==== GIVEN DATA ====

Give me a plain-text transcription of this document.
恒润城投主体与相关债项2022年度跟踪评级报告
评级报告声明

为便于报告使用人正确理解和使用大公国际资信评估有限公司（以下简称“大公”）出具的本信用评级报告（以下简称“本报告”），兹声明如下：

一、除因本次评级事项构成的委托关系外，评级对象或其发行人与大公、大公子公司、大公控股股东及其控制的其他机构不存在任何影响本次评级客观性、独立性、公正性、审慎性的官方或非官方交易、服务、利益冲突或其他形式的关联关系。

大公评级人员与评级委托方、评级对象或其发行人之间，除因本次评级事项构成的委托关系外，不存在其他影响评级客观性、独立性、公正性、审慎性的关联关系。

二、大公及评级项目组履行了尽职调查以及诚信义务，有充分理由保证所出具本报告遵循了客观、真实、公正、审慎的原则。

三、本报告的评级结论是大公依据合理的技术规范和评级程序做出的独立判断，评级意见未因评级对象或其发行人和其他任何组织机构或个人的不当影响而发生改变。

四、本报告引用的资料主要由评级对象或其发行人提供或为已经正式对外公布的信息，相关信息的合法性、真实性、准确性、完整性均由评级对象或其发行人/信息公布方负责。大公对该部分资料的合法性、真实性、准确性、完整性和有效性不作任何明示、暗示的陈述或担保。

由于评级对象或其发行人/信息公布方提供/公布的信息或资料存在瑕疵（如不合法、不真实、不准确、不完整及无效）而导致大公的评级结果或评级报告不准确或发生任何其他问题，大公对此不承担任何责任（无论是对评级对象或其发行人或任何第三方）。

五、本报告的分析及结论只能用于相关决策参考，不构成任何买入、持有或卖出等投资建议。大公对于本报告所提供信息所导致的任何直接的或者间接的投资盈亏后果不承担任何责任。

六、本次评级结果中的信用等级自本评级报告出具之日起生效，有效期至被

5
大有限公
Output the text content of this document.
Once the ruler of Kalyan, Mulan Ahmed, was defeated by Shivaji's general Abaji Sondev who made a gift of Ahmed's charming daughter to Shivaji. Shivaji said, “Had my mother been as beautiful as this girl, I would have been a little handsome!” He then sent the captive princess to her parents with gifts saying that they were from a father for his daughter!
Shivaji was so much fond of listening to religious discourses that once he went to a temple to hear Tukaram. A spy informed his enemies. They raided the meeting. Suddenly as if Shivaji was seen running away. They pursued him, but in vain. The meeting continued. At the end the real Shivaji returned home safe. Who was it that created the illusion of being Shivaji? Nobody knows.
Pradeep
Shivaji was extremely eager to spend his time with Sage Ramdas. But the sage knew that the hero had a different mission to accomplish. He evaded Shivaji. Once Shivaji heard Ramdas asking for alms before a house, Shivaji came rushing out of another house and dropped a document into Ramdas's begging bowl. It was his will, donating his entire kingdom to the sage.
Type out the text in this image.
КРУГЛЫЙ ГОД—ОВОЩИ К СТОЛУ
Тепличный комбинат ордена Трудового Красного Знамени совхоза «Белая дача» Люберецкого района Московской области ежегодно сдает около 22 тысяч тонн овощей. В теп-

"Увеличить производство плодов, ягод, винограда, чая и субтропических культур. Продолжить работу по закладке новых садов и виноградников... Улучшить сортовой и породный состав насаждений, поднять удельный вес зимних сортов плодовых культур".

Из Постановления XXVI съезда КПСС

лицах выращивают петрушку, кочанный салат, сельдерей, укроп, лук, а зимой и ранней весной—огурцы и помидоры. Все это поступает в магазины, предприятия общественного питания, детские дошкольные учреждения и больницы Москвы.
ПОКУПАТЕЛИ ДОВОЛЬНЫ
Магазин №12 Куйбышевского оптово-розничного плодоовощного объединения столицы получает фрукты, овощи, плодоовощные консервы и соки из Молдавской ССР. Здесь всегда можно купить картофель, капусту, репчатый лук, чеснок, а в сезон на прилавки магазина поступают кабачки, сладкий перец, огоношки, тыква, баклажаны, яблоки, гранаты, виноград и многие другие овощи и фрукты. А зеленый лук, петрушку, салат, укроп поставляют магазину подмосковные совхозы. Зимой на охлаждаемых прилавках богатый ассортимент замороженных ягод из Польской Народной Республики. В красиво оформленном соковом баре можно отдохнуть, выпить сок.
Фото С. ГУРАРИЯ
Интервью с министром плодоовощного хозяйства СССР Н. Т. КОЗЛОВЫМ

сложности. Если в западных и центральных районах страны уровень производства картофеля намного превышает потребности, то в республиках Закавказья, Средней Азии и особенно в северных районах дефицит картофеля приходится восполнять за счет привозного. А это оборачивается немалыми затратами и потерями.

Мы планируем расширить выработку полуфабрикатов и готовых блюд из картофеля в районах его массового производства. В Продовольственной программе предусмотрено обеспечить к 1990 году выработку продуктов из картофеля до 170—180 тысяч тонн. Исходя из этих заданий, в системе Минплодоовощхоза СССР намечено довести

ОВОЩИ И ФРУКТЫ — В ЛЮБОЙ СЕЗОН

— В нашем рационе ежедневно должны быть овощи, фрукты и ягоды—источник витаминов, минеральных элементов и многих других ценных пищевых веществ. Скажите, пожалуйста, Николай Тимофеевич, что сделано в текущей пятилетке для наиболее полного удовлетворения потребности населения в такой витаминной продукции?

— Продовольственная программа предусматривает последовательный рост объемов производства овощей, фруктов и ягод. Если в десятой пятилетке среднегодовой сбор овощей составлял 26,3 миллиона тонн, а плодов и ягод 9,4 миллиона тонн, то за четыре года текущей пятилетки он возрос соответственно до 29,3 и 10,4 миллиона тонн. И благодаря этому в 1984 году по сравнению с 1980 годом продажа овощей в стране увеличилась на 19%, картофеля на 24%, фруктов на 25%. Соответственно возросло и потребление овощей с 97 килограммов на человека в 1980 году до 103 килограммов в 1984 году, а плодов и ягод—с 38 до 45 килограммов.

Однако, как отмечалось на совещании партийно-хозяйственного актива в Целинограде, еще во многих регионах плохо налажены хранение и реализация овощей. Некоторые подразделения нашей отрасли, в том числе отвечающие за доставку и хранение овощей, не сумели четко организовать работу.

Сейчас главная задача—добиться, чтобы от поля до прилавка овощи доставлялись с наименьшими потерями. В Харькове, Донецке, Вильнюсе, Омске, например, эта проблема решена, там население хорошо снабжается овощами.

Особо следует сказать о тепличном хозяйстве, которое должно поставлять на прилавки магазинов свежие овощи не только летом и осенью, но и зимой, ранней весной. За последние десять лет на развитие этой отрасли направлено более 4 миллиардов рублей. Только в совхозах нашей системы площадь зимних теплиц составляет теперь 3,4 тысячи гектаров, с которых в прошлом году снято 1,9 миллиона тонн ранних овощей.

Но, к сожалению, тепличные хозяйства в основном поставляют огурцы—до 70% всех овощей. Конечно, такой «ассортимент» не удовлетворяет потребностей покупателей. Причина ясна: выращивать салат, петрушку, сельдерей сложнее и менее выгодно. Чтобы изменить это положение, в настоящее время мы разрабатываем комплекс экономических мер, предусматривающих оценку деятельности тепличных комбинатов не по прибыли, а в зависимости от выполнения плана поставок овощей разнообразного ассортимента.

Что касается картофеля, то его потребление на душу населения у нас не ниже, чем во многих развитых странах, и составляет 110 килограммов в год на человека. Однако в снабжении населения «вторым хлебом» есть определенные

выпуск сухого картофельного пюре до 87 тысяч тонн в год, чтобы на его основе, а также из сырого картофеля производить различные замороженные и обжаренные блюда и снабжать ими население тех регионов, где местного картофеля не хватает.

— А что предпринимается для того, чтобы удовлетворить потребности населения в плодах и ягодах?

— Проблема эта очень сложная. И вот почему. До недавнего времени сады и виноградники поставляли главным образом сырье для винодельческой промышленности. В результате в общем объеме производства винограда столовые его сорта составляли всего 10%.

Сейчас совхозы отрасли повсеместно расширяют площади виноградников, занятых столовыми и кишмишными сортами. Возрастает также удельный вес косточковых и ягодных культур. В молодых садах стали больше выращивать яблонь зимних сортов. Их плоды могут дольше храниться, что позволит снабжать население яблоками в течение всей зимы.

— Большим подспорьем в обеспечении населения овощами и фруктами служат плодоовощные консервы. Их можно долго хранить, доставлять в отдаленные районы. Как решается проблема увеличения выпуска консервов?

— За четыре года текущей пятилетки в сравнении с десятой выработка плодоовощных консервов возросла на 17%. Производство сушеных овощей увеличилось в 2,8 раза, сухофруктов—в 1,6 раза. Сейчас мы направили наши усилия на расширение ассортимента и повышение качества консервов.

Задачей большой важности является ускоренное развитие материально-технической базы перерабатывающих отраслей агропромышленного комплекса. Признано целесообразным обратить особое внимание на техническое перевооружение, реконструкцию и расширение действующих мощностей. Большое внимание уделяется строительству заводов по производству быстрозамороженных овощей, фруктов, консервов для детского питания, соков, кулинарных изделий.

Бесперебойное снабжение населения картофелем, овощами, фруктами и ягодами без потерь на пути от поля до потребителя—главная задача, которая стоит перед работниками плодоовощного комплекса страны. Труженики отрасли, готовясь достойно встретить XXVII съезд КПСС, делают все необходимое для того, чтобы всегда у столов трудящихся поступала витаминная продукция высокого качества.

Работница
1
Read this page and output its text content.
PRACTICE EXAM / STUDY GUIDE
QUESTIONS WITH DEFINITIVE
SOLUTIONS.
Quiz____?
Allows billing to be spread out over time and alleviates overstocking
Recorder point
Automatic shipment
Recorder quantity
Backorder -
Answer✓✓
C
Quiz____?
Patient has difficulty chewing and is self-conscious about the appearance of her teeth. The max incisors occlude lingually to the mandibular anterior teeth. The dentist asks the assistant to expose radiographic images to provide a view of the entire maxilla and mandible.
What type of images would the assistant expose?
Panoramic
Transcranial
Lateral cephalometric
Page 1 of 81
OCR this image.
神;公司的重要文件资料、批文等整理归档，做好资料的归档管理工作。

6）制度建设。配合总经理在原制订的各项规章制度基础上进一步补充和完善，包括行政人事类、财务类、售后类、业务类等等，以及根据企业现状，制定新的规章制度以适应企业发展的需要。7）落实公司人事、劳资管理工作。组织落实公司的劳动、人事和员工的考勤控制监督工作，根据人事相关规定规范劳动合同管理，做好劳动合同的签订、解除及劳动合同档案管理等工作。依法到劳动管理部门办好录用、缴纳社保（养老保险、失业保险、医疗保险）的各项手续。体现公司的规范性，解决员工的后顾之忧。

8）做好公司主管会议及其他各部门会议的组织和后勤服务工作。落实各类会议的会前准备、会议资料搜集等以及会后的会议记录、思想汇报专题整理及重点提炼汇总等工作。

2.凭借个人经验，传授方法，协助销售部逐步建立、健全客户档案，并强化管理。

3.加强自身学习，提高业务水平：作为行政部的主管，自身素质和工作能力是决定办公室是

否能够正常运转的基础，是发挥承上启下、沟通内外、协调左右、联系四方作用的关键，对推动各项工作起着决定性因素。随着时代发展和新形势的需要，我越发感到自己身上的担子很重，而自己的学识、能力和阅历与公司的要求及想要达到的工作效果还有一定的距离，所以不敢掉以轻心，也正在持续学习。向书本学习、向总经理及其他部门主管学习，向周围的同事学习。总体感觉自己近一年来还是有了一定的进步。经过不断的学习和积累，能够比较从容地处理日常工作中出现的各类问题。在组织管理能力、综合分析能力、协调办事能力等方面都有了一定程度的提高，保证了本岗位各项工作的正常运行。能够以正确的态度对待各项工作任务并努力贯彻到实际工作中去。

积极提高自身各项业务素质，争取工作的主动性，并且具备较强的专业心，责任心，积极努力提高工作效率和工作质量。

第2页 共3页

====

- **WORK INSTRUCTIONS**: Locate all lines holding the word "тонн", then copy them out.

- **SOLUTION TO THE EXERCISE**:
Тепличный комбинат ордена Трудового Красного Знамени совхоза «Белая дача» Люберецкого района Московской области ежегодно сдает около 22 тысяч тонн овощей. В теп-
Мы планируем расширить выработку полуфабрикатов и готовых блюд из картофеля в районах его массового производства. В Продовольственной программе предусмотрено обеспечить к 1990 году выработку продуктов из картофеля до 170—180 тысяч тонн. Исходя из этих заданий, в системе Минплодоовощхоза СССР намечено довести
— Продовольственная программа предусматривает последовательный рост объемов производства овощей, фруктов и ягод. Если в десятой пятилетке среднегодовой сбор овощей составлял 26,3 миллиона тонн, а плодов и ягод 9,4 миллиона тонн, то за четыре года текущей пятилетки он возрос соответственно до 29,3 и 10,4 миллиона тонн. И благодаря этому в 1984 году по сравнению с 1980 годом продажа овощей в стране увеличилась на 19%, картофеля на 24%, фруктов на 25%. Соответственно возросло и потребление овощей с 97 килограммов на человека в 1980 году до 103 килограммов в 1984 году, а плодов и ягод—с 38 до 45 килограммов.
Особо следует сказать о тепличном хозяйстве, которое должно поставлять на прилавки магазинов свежие овощи не только летом и осенью, но и зимой, ранней весной. За последние десять лет на развитие этой отрасли направлено более 4 миллиардов рублей. Только в совхозах нашей системы площадь зимних теплиц составляет теперь 3,4 тысячи гектаров, с которых в прошлом году снято 1,9 миллиона тонн ранних овощей.
выпуск сухого картофельного пюре до 87 тысяч тонн в год, чтобы на его основе, а также из сырого картофеля производить различные замороженные и обжаренные блюда и снабжать ими население тех регионов, где местного картофеля не хватает.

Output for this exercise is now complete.